Exercise —
Each entry below is to be written out exactly, and the pictures are to be left out.

....

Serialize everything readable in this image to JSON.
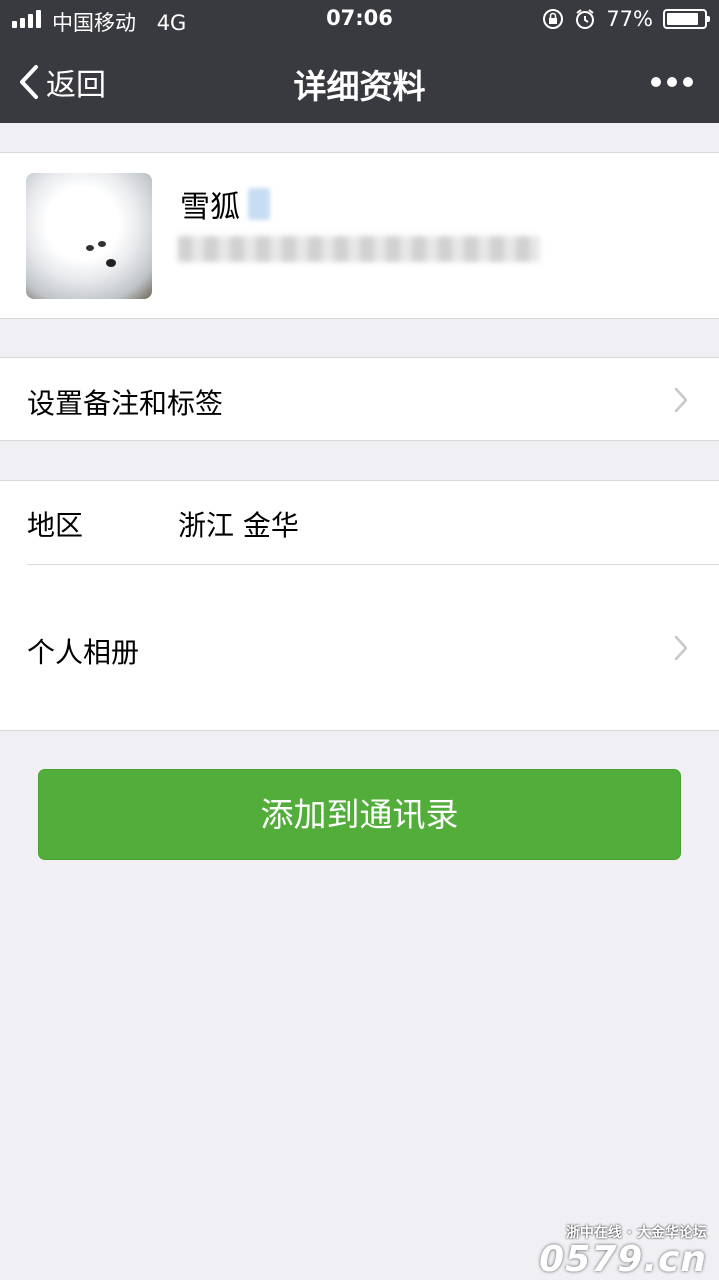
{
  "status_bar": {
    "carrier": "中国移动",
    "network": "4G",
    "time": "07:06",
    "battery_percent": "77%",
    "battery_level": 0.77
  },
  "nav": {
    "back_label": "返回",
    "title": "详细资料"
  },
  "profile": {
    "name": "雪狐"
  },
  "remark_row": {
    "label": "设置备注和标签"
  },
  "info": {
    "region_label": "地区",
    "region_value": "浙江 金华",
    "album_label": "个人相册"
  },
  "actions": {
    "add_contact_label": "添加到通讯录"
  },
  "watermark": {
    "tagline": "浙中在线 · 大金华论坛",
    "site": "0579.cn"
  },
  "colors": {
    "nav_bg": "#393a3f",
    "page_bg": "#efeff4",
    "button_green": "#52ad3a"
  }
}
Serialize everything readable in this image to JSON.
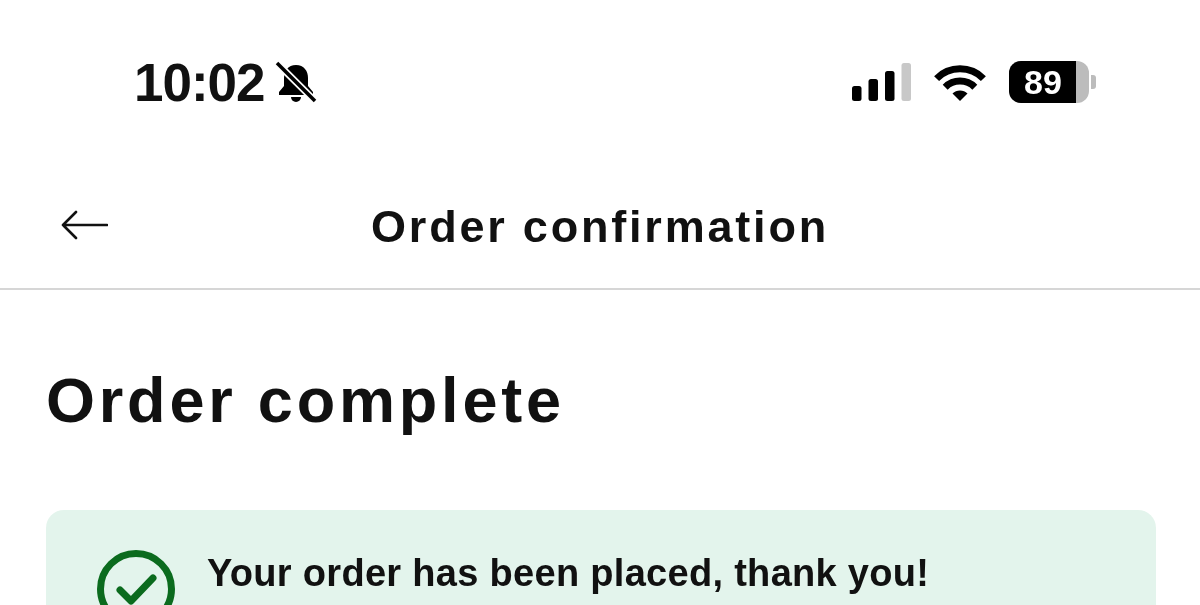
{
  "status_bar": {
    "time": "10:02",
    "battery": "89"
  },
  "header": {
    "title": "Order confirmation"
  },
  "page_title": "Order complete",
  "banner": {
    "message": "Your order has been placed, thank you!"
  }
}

....

The output —
Serialize everything readable in this image to JSON.
{
  "status_bar": {
    "carrier": "中国移动",
    "network": "4G",
    "time": "07:06",
    "battery_percent": "77%",
    "battery_level": 0.77
  },
  "nav": {
    "back_label": "返回",
    "title": "详细资料"
  },
  "profile": {
    "name": "雪狐"
  },
  "remark_row": {
    "label": "设置备注和标签"
  },
  "info": {
    "region_label": "地区",
    "region_value": "浙江 金华",
    "album_label": "个人相册"
  },
  "actions": {
    "add_contact_label": "添加到通讯录"
  },
  "watermark": {
    "tagline": "浙中在线 · 大金华论坛",
    "site": "0579.cn"
  },
  "colors": {
    "nav_bg": "#393a3f",
    "page_bg": "#efeff4",
    "button_green": "#52ad3a"
  }
}
Serialize everything readable in this image to JSON.
{
  "status_bar": {
    "time": "10:02",
    "battery": "89"
  },
  "header": {
    "title": "Order confirmation"
  },
  "page_title": "Order complete",
  "banner": {
    "message": "Your order has been placed, thank you!"
  }
}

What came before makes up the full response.